**Do this:** Output all records precisely as written.
** start Records to process **
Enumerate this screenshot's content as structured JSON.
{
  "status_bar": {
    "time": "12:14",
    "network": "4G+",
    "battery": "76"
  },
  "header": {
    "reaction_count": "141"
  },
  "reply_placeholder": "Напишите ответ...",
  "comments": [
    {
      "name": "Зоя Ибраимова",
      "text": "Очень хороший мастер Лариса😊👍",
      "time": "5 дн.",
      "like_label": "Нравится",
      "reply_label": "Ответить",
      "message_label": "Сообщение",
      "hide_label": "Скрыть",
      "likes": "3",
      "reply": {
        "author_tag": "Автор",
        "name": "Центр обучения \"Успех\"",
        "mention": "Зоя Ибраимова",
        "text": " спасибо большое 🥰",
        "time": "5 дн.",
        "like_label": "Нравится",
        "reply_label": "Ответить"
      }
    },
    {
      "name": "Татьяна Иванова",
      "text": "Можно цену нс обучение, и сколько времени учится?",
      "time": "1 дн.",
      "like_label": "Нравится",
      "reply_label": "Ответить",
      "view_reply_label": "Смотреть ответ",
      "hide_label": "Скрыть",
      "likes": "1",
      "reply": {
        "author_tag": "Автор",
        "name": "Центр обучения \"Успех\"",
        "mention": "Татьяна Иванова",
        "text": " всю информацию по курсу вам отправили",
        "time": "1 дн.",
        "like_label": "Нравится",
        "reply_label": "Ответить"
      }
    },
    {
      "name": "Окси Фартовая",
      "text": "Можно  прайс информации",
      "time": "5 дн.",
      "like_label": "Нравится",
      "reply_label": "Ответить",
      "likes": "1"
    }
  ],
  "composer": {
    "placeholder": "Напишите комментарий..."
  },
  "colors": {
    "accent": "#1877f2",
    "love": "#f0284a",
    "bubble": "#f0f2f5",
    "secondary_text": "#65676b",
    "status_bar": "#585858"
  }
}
** end Records to process **
**Response to this exercise:**
Enumerate this screenshot's content as structured JSON.
{
  "status_bar": {
    "time": "12:14",
    "network": "4G+",
    "battery": "76"
  },
  "header": {
    "reaction_count": "141"
  },
  "reply_placeholder": "Напишите ответ...",
  "comments": [
    {
      "name": "Зоя Ибраимова",
      "text": "Очень хороший мастер Лариса😊👍",
      "time": "5 дн.",
      "like_label": "Нравится",
      "reply_label": "Ответить",
      "message_label": "Сообщение",
      "hide_label": "Скрыть",
      "likes": "3",
      "reply": {
        "author_tag": "Автор",
        "name": "Центр обучения \"Успех\"",
        "mention": "Зоя Ибраимова",
        "text": " спасибо большое 🥰",
        "time": "5 дн.",
        "like_label": "Нравится",
        "reply_label": "Ответить"
      }
    },
    {
      "name": "Татьяна Иванова",
      "text": "Можно цену нс обучение, и сколько времени учится?",
      "time": "1 дн.",
      "like_label": "Нравится",
      "reply_label": "Ответить",
      "view_reply_label": "Смотреть ответ",
      "hide_label": "Скрыть",
      "likes": "1",
      "reply": {
        "author_tag": "Автор",
        "name": "Центр обучения \"Успех\"",
        "mention": "Татьяна Иванова",
        "text": " всю информацию по курсу вам отправили",
        "time": "1 дн.",
        "like_label": "Нравится",
        "reply_label": "Ответить"
      }
    },
    {
      "name": "Окси Фартовая",
      "text": "Можно  прайс информации",
      "time": "5 дн.",
      "like_label": "Нравится",
      "reply_label": "Ответить",
      "likes": "1"
    }
  ],
  "composer": {
    "placeholder": "Напишите комментарий..."
  },
  "colors": {
    "accent": "#1877f2",
    "love": "#f0284a",
    "bubble": "#f0f2f5",
    "secondary_text": "#65676b",
    "status_bar": "#585858"
  }
}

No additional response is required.